(THE EXERCISE): Reproduce all lines of the listing below in which the word "legend" occurs.

(GIVEN INFORMATION):
════════
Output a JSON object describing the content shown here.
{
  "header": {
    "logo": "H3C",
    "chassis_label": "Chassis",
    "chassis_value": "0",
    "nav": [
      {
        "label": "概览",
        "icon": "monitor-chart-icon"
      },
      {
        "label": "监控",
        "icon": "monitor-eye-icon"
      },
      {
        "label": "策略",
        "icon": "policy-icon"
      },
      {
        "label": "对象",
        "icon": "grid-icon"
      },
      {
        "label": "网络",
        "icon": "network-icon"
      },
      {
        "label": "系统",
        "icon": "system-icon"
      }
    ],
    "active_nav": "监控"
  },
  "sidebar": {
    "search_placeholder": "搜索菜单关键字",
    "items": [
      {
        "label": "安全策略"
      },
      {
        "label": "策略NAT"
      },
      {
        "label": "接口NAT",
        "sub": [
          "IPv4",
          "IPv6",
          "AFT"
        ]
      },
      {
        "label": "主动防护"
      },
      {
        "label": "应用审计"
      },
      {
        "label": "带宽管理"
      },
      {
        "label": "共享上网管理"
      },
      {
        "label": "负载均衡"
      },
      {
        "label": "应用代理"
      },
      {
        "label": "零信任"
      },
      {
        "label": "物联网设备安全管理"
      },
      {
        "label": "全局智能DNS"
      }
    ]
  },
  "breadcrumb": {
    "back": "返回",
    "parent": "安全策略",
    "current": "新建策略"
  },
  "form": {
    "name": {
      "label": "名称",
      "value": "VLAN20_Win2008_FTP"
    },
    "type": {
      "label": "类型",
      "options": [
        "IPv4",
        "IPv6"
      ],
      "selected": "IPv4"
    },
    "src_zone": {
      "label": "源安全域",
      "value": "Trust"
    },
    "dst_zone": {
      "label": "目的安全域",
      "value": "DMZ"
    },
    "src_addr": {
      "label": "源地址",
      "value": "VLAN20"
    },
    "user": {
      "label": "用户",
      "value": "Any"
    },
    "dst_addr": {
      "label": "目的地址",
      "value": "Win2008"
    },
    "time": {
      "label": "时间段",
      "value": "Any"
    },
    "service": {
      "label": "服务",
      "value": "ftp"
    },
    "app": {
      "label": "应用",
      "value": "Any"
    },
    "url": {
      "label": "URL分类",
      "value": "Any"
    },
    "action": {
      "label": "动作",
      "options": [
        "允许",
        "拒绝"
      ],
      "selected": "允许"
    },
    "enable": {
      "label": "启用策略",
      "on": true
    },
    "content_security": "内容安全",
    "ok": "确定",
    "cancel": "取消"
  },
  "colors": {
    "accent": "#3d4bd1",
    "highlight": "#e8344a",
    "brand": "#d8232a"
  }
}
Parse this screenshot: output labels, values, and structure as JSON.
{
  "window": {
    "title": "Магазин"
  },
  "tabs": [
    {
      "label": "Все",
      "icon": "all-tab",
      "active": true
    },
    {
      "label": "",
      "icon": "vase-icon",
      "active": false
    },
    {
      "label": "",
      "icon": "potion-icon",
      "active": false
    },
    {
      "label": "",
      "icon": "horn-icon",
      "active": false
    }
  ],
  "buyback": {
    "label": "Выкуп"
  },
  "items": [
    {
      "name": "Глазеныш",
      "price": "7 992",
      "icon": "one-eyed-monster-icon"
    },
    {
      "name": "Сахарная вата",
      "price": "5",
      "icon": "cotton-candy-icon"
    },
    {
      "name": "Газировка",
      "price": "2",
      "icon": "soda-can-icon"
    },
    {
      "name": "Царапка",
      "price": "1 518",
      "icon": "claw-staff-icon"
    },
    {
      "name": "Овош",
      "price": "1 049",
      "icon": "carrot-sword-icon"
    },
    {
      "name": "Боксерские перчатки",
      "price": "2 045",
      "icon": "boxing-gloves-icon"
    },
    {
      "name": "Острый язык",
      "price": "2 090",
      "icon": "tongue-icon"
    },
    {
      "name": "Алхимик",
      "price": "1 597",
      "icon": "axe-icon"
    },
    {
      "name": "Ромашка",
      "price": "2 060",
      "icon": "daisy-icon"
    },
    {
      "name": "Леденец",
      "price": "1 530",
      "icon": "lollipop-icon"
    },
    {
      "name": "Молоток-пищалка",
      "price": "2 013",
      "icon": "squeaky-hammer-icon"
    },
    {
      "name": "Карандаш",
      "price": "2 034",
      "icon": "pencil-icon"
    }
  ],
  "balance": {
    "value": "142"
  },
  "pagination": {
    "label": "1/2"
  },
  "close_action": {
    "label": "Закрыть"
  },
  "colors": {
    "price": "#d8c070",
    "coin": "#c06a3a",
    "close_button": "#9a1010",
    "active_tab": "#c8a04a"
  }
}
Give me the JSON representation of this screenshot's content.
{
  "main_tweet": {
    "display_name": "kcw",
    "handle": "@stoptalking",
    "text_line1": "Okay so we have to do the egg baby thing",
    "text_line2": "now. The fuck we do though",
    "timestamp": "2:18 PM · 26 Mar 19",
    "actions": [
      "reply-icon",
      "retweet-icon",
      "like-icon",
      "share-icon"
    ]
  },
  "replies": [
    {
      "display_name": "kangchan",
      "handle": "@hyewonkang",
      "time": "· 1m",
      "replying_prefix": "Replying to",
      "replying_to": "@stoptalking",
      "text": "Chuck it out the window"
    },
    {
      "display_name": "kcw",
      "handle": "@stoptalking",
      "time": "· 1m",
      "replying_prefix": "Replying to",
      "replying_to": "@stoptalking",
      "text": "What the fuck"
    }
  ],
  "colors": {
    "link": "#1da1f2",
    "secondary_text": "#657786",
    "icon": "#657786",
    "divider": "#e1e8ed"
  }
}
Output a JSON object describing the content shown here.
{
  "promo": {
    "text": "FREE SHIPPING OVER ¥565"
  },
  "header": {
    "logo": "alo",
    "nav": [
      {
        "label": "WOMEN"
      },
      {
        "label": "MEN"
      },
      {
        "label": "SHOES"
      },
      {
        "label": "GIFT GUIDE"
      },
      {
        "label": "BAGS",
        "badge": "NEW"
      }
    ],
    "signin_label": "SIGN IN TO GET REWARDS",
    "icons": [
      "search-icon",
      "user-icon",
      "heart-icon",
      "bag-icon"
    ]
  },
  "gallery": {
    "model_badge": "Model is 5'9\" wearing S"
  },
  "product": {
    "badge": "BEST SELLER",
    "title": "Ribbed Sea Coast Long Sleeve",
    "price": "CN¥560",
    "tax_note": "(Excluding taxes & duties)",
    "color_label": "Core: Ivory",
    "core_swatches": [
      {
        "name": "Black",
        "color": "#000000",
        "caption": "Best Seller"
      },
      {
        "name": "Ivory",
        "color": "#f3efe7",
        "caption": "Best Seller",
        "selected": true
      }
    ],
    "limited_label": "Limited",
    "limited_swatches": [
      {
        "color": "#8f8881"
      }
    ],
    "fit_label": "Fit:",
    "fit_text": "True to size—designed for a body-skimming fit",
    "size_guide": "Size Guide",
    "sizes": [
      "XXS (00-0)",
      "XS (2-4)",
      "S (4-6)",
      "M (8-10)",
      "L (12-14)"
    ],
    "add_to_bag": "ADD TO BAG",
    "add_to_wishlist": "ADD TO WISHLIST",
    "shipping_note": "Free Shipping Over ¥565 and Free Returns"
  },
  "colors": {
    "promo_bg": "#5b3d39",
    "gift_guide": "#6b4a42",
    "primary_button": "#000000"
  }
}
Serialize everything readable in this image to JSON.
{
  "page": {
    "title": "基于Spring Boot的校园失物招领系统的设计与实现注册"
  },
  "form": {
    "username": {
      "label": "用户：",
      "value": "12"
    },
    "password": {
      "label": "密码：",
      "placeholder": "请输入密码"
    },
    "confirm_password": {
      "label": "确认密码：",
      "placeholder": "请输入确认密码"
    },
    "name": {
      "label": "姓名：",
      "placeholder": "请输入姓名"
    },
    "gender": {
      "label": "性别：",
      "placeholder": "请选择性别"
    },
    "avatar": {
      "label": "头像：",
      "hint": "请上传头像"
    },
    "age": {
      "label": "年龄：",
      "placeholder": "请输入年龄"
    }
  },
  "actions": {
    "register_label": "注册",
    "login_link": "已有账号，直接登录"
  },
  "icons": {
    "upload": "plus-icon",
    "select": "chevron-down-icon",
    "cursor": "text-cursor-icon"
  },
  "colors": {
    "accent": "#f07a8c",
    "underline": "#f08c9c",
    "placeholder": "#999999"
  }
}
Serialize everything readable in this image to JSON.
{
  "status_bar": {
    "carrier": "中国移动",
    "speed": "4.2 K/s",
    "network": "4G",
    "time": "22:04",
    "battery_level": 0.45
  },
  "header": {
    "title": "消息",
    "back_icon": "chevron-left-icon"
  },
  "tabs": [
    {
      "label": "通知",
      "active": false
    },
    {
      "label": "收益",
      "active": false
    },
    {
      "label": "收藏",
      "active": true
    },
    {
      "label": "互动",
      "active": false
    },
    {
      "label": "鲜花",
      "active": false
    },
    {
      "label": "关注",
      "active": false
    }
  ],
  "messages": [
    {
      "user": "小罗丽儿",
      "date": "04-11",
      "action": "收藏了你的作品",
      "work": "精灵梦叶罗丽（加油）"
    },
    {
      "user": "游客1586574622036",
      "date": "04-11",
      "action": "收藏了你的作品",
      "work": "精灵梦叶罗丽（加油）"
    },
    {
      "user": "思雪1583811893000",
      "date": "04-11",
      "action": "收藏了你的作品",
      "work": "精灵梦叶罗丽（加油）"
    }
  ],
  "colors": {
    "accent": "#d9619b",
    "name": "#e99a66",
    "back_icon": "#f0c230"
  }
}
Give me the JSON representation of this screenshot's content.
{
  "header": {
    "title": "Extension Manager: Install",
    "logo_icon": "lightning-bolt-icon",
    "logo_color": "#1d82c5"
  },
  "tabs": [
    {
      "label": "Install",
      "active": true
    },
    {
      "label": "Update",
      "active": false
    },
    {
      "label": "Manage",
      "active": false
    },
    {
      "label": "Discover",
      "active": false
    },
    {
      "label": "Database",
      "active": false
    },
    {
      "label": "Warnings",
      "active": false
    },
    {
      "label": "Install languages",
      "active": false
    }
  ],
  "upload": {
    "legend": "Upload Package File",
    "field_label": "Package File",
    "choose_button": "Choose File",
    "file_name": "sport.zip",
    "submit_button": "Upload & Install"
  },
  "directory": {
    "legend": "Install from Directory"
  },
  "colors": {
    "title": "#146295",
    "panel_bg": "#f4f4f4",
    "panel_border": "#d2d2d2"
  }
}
════════
(EXPECTED OUTPUT):
    "legend": "Upload Package File",
    "legend": "Install from Directory"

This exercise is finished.